### SHORT PROBLEM:
From the entries below, copy every line where the string "name" appears.
%%
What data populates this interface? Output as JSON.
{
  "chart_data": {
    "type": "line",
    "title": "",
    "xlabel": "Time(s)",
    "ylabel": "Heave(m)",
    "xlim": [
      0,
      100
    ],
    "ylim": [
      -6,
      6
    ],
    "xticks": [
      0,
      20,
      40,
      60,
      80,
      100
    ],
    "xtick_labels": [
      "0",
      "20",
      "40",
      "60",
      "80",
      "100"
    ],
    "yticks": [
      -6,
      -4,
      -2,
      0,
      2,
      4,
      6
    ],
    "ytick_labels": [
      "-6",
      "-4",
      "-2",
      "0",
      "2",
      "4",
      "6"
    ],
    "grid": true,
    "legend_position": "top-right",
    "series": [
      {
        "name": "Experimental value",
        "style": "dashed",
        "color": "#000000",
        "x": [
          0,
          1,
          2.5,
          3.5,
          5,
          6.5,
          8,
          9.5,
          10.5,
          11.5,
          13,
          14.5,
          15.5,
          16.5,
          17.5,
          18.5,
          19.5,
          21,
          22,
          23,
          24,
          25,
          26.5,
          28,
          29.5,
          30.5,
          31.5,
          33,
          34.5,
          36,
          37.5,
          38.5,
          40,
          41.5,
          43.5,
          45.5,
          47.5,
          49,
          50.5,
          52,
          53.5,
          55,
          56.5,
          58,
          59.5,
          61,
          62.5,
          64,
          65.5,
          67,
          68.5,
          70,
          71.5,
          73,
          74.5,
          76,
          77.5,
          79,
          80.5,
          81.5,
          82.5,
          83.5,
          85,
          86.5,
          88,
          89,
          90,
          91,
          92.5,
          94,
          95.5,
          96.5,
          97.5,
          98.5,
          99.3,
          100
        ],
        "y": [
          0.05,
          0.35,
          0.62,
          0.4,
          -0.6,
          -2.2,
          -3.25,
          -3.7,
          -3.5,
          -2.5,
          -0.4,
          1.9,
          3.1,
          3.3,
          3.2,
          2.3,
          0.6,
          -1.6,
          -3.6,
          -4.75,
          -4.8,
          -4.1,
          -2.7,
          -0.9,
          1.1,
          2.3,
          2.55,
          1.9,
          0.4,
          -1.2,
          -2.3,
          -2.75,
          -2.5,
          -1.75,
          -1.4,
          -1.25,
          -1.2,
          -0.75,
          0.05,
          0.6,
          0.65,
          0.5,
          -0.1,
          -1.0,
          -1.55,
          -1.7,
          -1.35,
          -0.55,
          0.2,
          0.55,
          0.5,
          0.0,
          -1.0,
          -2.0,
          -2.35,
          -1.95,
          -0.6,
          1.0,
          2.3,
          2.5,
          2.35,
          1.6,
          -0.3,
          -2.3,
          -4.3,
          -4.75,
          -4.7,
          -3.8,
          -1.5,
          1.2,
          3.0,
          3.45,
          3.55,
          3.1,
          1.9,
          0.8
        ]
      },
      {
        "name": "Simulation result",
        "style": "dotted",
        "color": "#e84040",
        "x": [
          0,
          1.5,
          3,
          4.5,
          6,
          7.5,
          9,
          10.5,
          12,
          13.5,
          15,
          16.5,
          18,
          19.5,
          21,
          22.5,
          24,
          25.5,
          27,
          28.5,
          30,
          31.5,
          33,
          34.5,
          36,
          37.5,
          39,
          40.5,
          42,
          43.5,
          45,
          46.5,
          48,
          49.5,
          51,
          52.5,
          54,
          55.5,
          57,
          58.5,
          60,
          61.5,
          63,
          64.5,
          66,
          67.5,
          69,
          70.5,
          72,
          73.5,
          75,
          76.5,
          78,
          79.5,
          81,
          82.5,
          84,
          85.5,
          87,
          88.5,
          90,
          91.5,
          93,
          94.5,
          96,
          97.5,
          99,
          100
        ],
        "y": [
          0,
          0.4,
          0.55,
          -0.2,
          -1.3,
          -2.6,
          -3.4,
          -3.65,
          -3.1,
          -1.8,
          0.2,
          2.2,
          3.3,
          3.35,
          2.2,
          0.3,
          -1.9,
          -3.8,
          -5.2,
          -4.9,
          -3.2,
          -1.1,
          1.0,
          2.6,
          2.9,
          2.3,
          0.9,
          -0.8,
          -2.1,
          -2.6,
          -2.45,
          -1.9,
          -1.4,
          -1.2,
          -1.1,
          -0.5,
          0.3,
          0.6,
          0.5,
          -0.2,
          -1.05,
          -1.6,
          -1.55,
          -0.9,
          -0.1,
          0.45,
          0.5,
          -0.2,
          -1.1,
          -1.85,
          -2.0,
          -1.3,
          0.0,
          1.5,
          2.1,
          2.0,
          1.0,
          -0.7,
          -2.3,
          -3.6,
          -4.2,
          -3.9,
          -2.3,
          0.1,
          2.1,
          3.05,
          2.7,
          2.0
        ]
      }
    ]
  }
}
%%
### ANSWER FOR THIS EXERCISE:
        "name": "Experimental value",
        "name": "Simulation result",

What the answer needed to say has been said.